> _Exercise directions_:
Each line in the entries below that holds the string "move" is to be listed.

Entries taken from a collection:
** START **

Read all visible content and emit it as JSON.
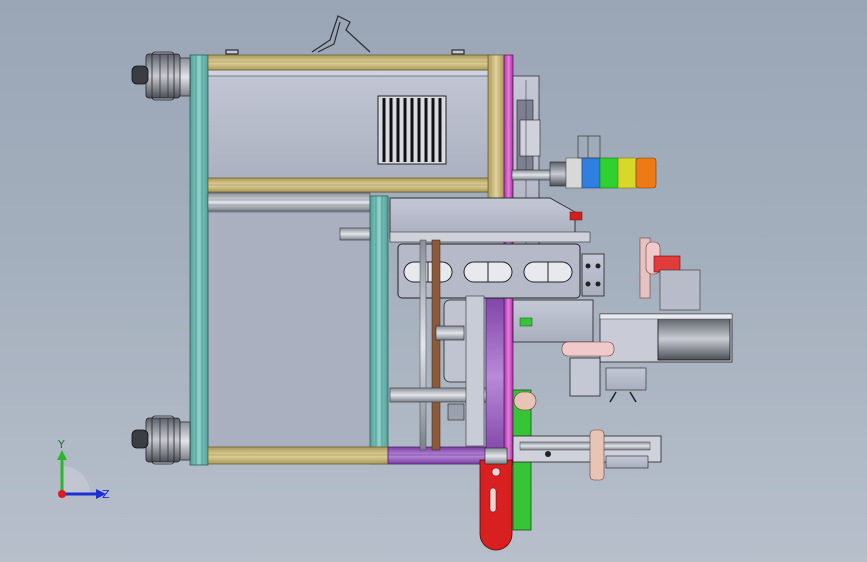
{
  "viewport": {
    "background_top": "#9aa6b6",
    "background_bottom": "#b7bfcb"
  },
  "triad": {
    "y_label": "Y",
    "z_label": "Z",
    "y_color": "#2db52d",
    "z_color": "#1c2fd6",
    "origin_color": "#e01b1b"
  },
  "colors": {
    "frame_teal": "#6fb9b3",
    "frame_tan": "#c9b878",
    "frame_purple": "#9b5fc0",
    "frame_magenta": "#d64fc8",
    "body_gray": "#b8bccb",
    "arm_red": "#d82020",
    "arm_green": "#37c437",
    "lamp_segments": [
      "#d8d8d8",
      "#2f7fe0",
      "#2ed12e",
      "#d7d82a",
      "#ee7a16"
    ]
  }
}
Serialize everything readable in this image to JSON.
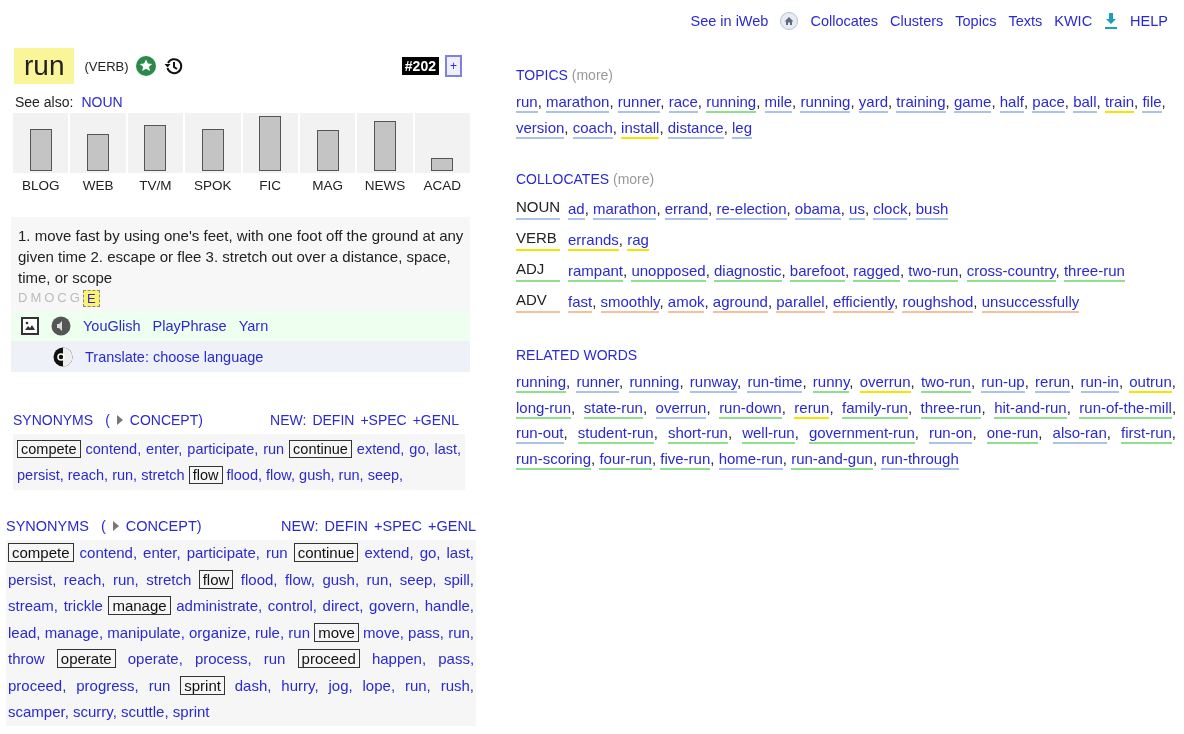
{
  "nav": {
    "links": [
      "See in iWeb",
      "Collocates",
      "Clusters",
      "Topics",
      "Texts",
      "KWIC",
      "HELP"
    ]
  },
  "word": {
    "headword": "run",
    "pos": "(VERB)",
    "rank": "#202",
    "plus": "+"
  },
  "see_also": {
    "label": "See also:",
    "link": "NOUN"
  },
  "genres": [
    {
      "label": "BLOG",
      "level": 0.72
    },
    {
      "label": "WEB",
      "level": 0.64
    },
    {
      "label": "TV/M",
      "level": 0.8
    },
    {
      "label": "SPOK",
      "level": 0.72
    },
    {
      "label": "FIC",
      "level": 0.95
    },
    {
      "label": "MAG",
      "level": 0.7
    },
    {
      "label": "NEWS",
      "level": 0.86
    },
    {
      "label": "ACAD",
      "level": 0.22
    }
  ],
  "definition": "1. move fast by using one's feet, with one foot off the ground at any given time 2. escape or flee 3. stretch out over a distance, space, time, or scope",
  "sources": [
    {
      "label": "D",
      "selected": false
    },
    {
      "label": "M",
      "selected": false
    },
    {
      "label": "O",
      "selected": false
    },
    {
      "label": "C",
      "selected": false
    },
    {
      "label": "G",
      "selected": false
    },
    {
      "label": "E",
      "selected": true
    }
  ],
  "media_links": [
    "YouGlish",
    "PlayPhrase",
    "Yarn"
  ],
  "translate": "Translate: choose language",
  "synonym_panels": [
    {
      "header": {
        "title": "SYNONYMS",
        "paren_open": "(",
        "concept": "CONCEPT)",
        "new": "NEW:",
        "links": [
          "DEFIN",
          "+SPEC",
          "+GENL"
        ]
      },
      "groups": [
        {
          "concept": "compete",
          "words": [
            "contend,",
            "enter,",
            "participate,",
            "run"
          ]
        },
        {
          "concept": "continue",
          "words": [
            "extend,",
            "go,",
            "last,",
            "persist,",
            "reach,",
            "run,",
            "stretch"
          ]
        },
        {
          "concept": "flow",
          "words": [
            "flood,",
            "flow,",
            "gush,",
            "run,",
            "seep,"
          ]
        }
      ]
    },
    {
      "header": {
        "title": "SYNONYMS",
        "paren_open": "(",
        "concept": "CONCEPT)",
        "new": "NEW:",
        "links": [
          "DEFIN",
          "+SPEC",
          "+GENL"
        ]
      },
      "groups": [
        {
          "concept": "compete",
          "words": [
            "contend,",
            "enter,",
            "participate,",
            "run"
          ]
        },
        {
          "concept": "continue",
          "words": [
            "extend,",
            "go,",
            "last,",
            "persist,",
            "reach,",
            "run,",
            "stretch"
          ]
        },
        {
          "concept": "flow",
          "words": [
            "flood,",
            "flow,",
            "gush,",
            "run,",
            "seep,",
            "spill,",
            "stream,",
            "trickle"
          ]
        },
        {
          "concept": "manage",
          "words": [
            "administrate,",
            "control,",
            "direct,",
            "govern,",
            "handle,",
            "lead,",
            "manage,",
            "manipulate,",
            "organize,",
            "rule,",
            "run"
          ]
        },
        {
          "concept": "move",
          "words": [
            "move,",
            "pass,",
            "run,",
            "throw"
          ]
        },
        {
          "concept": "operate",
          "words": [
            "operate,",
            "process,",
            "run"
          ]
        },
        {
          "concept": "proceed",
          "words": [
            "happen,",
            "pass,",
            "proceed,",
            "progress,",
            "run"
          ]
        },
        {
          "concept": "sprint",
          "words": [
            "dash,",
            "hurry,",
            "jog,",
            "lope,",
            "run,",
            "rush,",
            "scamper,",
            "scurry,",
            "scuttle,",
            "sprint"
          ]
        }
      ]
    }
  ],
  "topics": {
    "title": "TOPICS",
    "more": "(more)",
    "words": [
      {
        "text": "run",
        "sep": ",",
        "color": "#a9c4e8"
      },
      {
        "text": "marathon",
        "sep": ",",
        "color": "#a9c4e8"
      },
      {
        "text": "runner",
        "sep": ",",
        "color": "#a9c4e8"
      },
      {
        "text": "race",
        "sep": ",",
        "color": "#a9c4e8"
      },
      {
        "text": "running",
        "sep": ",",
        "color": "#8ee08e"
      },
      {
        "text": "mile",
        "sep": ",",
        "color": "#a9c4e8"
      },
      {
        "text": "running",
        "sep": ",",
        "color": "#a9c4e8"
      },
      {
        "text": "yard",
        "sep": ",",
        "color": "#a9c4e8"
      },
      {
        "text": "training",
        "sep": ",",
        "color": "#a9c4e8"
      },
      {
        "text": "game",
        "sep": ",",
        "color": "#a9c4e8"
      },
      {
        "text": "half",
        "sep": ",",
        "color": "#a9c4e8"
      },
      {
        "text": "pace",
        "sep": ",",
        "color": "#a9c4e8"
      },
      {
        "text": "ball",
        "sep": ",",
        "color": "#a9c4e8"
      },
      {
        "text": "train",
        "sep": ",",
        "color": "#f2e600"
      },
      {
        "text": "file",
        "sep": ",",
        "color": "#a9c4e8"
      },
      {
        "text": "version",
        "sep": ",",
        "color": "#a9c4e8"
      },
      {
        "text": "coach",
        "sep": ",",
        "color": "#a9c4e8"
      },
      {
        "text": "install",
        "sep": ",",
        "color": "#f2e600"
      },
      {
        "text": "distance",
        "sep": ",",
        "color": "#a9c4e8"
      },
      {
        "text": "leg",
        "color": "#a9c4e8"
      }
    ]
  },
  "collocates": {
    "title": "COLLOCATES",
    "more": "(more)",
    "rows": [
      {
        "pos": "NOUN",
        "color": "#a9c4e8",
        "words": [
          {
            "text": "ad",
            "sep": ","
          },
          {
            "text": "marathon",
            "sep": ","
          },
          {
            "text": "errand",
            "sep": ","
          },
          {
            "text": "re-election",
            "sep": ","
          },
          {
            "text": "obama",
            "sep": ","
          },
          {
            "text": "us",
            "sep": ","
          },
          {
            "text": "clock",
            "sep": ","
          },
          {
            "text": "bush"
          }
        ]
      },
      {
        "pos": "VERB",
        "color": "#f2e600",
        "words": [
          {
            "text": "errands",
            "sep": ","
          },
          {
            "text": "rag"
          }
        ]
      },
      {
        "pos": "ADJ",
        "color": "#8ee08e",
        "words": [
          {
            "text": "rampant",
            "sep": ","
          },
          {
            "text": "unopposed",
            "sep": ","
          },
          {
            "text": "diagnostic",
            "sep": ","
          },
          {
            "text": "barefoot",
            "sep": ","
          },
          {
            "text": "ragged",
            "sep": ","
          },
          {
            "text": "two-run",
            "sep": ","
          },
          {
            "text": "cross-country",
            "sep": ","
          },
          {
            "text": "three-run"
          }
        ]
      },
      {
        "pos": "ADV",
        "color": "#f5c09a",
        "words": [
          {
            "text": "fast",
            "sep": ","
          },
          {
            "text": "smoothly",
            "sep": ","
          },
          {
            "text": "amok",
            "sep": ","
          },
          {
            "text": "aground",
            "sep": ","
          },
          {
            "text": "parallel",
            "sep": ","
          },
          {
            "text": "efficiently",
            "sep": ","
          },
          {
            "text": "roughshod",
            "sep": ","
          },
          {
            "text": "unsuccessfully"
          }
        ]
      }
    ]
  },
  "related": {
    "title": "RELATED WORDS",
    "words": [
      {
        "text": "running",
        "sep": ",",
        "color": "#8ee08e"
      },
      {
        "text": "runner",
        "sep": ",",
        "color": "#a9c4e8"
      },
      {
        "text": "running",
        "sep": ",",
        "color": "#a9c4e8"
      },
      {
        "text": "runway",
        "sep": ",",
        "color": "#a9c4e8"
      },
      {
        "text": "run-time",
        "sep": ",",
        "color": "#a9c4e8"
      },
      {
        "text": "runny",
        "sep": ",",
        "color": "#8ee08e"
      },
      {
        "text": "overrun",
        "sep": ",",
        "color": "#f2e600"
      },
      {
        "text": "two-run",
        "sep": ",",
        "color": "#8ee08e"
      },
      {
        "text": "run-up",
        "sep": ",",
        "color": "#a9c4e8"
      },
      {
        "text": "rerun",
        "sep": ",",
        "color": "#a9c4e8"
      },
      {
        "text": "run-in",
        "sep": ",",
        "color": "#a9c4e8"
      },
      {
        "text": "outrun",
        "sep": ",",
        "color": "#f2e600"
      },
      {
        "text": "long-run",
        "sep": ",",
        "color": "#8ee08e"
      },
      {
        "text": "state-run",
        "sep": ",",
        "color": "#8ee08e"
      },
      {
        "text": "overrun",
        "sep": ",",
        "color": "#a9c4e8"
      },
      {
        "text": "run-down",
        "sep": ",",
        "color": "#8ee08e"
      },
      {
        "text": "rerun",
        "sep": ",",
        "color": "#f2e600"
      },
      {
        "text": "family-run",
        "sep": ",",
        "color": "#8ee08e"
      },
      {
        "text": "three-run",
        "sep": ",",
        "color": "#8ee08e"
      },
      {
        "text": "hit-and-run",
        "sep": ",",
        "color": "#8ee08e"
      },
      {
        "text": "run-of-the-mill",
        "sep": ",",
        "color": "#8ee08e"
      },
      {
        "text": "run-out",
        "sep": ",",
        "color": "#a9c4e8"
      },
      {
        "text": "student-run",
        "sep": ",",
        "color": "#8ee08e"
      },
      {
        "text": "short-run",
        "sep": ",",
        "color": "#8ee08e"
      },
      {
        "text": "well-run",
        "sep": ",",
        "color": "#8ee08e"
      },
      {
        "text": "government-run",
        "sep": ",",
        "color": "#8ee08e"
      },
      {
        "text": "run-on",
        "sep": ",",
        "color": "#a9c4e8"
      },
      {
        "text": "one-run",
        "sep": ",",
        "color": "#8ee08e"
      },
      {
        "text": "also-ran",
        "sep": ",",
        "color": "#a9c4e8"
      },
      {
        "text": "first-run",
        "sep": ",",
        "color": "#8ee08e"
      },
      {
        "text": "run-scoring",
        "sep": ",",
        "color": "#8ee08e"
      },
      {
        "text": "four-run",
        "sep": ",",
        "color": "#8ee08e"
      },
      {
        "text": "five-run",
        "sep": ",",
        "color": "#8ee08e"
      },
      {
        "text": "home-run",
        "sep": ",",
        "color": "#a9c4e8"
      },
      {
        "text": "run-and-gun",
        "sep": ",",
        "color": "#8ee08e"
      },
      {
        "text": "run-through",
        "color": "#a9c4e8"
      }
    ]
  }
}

** END **
** START **

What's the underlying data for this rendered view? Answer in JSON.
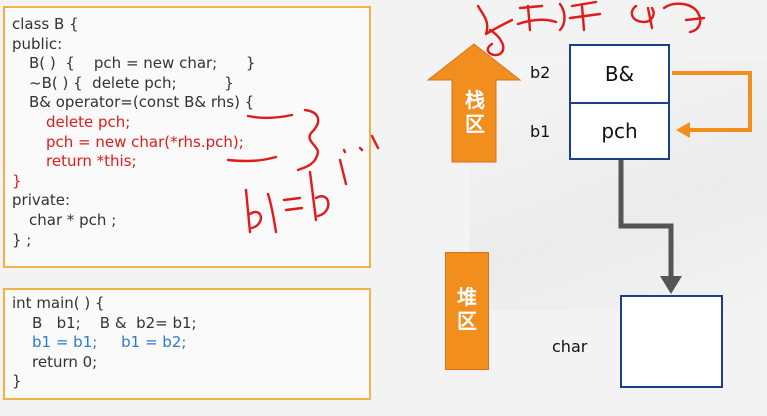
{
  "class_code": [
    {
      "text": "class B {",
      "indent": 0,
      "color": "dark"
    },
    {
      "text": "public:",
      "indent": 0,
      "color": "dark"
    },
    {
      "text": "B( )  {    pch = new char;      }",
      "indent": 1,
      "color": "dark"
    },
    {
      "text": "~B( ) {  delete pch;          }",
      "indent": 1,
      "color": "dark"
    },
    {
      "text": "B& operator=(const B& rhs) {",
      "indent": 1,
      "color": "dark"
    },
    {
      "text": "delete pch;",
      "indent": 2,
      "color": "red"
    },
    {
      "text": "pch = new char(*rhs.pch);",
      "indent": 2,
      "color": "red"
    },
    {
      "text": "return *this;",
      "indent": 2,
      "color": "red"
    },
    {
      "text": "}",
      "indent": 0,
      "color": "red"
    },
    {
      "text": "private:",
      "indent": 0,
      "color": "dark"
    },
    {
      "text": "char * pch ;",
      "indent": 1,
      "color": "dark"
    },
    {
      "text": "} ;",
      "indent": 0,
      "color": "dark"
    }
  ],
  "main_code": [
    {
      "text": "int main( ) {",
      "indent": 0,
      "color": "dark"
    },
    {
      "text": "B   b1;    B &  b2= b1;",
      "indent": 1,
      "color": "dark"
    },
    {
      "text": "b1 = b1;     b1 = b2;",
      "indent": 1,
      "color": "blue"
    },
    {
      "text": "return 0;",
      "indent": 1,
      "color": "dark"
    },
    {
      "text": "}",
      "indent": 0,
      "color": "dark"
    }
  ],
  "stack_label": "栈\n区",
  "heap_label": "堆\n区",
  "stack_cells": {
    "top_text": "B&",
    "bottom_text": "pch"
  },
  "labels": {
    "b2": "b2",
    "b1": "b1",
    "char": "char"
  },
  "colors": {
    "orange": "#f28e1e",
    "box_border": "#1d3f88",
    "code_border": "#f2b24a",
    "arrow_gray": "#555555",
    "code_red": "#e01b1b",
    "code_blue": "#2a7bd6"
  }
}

** END **

> _The result_:
  "definition": "1. move fast by using one's feet, with one foot off the ground at any given time 2. escape or flee 3. stretch out over a distance, space, time, or scope",
          "concept": "move",
            "move,",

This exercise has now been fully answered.